▶ **GOAL**: Repeat the material exactly as it appears.

-------- ENTRIES

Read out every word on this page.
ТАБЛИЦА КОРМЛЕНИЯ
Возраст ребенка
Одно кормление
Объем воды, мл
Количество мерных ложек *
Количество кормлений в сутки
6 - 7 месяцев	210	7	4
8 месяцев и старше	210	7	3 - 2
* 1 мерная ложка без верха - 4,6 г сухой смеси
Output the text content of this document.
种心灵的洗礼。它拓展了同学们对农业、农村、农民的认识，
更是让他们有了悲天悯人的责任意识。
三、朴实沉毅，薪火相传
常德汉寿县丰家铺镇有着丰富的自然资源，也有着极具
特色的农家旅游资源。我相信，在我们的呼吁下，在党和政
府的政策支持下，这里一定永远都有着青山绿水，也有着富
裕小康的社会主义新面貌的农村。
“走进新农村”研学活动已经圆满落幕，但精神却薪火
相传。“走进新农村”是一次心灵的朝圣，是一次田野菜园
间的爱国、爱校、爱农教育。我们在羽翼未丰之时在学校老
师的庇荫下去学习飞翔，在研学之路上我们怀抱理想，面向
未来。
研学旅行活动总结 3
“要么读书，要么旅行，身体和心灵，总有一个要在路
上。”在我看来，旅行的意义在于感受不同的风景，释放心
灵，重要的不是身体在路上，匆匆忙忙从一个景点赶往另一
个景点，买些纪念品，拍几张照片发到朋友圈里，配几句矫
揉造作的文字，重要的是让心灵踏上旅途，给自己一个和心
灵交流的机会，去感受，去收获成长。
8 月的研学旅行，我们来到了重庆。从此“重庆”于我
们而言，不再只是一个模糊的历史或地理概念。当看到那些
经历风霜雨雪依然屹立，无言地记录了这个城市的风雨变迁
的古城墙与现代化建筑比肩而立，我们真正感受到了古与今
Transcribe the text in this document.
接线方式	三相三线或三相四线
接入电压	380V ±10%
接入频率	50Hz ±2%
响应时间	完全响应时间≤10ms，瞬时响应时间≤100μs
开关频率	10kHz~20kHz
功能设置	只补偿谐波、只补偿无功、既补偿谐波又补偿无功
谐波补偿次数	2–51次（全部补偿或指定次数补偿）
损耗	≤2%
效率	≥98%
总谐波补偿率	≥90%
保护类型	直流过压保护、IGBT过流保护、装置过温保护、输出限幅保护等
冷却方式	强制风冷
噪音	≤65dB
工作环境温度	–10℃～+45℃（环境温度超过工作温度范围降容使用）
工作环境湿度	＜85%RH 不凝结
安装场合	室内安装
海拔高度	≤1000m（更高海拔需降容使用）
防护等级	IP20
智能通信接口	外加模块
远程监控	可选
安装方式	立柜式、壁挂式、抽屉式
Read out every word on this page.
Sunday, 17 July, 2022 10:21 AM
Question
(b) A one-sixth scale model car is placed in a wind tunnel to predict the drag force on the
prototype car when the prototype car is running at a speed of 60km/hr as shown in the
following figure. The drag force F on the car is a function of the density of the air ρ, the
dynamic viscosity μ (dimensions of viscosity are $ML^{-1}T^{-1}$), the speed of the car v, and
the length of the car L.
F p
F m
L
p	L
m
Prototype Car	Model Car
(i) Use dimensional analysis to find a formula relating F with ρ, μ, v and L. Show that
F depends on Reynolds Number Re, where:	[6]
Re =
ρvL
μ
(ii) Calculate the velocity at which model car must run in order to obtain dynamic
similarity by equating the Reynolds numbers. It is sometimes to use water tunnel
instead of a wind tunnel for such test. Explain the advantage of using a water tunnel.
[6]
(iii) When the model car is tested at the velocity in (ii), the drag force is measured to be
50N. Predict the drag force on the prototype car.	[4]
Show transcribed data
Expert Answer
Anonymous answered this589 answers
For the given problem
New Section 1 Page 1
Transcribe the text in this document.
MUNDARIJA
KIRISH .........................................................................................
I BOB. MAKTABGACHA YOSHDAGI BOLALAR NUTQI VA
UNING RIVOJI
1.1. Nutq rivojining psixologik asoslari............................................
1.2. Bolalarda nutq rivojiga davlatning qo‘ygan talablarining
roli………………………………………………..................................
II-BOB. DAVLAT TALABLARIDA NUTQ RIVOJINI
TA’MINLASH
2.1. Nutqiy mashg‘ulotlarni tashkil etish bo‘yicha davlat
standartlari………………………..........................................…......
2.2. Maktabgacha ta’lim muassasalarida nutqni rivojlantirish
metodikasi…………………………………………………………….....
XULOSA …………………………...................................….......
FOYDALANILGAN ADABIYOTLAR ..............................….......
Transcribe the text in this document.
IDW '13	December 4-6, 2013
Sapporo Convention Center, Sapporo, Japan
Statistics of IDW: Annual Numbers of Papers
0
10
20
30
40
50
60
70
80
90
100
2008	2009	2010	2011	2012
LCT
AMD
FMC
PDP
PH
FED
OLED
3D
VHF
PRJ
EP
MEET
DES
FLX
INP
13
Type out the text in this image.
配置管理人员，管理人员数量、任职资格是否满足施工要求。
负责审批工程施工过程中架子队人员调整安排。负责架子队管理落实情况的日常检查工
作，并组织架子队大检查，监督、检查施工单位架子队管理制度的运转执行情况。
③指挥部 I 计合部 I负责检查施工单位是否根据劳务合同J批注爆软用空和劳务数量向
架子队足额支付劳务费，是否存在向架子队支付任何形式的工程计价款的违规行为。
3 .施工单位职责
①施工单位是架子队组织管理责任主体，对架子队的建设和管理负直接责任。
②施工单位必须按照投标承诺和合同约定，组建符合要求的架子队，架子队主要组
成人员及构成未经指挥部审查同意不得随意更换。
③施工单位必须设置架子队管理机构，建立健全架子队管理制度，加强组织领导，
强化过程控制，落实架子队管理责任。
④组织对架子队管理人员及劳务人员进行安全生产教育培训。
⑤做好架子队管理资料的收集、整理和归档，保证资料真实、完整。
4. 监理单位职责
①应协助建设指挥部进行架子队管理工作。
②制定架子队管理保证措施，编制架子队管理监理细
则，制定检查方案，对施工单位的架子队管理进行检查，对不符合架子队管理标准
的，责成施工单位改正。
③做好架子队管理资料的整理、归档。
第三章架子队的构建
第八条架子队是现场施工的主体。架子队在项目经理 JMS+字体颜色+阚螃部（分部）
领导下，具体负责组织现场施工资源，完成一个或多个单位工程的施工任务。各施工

----------------

▶ **RESULT OF THE TASK**:
Read out every word on this page.
ТАБЛИЦА КОРМЛЕНИЯ
Возраст ребенка
Одно кормление
Объем воды, мл
Количество мерных ложек *
Количество кормлений в сутки
6 - 7 месяцев	210	7	4
8 месяцев и старше	210	7	3 - 2
* 1 мерная ложка без верха - 4,6 г сухой смеси
Output the text content of this document.
种心灵的洗礼。它拓展了同学们对农业、农村、农民的认识，
更是让他们有了悲天悯人的责任意识。
三、朴实沉毅，薪火相传
常德汉寿县丰家铺镇有着丰富的自然资源，也有着极具
特色的农家旅游资源。我相信，在我们的呼吁下，在党和政
府的政策支持下，这里一定永远都有着青山绿水，也有着富
裕小康的社会主义新面貌的农村。
“走进新农村”研学活动已经圆满落幕，但精神却薪火
相传。“走进新农村”是一次心灵的朝圣，是一次田野菜园
间的爱国、爱校、爱农教育。我们在羽翼未丰之时在学校老
师的庇荫下去学习飞翔，在研学之路上我们怀抱理想，面向
未来。
研学旅行活动总结 3
“要么读书，要么旅行，身体和心灵，总有一个要在路
上。”在我看来，旅行的意义在于感受不同的风景，释放心
灵，重要的不是身体在路上，匆匆忙忙从一个景点赶往另一
个景点，买些纪念品，拍几张照片发到朋友圈里，配几句矫
揉造作的文字，重要的是让心灵踏上旅途，给自己一个和心
灵交流的机会，去感受，去收获成长。
8 月的研学旅行，我们来到了重庆。从此“重庆”于我
们而言，不再只是一个模糊的历史或地理概念。当看到那些
经历风霜雨雪依然屹立，无言地记录了这个城市的风雨变迁
的古城墙与现代化建筑比肩而立，我们真正感受到了古与今
Transcribe the text in this document.
接线方式	三相三线或三相四线
接入电压	380V ±10%
接入频率	50Hz ±2%
响应时间	完全响应时间≤10ms，瞬时响应时间≤100μs
开关频率	10kHz~20kHz
功能设置	只补偿谐波、只补偿无功、既补偿谐波又补偿无功
谐波补偿次数	2–51次（全部补偿或指定次数补偿）
损耗	≤2%
效率	≥98%
总谐波补偿率	≥90%
保护类型	直流过压保护、IGBT过流保护、装置过温保护、输出限幅保护等
冷却方式	强制风冷
噪音	≤65dB
工作环境温度	–10℃～+45℃（环境温度超过工作温度范围降容使用）
工作环境湿度	＜85%RH 不凝结
安装场合	室内安装
海拔高度	≤1000m（更高海拔需降容使用）
防护等级	IP20
智能通信接口	外加模块
远程监控	可选
安装方式	立柜式、壁挂式、抽屉式
Read out every word on this page.
Sunday, 17 July, 2022 10:21 AM
Question
(b) A one-sixth scale model car is placed in a wind tunnel to predict the drag force on the
prototype car when the prototype car is running at a speed of 60km/hr as shown in the
following figure. The drag force F on the car is a function of the density of the air ρ, the
dynamic viscosity μ (dimensions of viscosity are $ML^{-1}T^{-1}$), the speed of the car v, and
the length of the car L.
F p
F m
L
p	L
m
Prototype Car	Model Car
(i) Use dimensional analysis to find a formula relating F with ρ, μ, v and L. Show that
F depends on Reynolds Number Re, where:	[6]
Re =
ρvL
μ
(ii) Calculate the velocity at which model car must run in order to obtain dynamic
similarity by equating the Reynolds numbers. It is sometimes to use water tunnel
instead of a wind tunnel for such test. Explain the advantage of using a water tunnel.
[6]
(iii) When the model car is tested at the velocity in (ii), the drag force is measured to be
50N. Predict the drag force on the prototype car.	[4]
Show transcribed data
Expert Answer
Anonymous answered this589 answers
For the given problem
New Section 1 Page 1
Transcribe the text in this document.
MUNDARIJA
KIRISH .........................................................................................
I BOB. MAKTABGACHA YOSHDAGI BOLALAR NUTQI VA
UNING RIVOJI
1.1. Nutq rivojining psixologik asoslari............................................
1.2. Bolalarda nutq rivojiga davlatning qo‘ygan talablarining
roli………………………………………………..................................
II-BOB. DAVLAT TALABLARIDA NUTQ RIVOJINI
TA’MINLASH
2.1. Nutqiy mashg‘ulotlarni tashkil etish bo‘yicha davlat
standartlari………………………..........................................…......
2.2. Maktabgacha ta’lim muassasalarida nutqni rivojlantirish
metodikasi…………………………………………………………….....
XULOSA …………………………...................................….......
FOYDALANILGAN ADABIYOTLAR ..............................….......
Transcribe the text in this document.
IDW '13	December 4-6, 2013
Sapporo Convention Center, Sapporo, Japan
Statistics of IDW: Annual Numbers of Papers
0
10
20
30
40
50
60
70
80
90
100
2008	2009	2010	2011	2012
LCT
AMD
FMC
PDP
PH
FED
OLED
3D
VHF
PRJ
EP
MEET
DES
FLX
INP
13
Type out the text in this image.
配置管理人员，管理人员数量、任职资格是否满足施工要求。
负责审批工程施工过程中架子队人员调整安排。负责架子队管理落实情况的日常检查工
作，并组织架子队大检查，监督、检查施工单位架子队管理制度的运转执行情况。
③指挥部 I 计合部 I负责检查施工单位是否根据劳务合同J批注爆软用空和劳务数量向
架子队足额支付劳务费，是否存在向架子队支付任何形式的工程计价款的违规行为。
3 .施工单位职责
①施工单位是架子队组织管理责任主体，对架子队的建设和管理负直接责任。
②施工单位必须按照投标承诺和合同约定，组建符合要求的架子队，架子队主要组
成人员及构成未经指挥部审查同意不得随意更换。
③施工单位必须设置架子队管理机构，建立健全架子队管理制度，加强组织领导，
强化过程控制，落实架子队管理责任。
④组织对架子队管理人员及劳务人员进行安全生产教育培训。
⑤做好架子队管理资料的收集、整理和归档，保证资料真实、完整。
4. 监理单位职责
①应协助建设指挥部进行架子队管理工作。
②制定架子队管理保证措施，编制架子队管理监理细
则，制定检查方案，对施工单位的架子队管理进行检查，对不符合架子队管理标准
的，责成施工单位改正。
③做好架子队管理资料的整理、归档。
第三章架子队的构建
第八条架子队是现场施工的主体。架子队在项目经理 JMS+字体颜色+阚螃部（分部）
领导下，具体负责组织现场施工资源，完成一个或多个单位工程的施工任务。各施工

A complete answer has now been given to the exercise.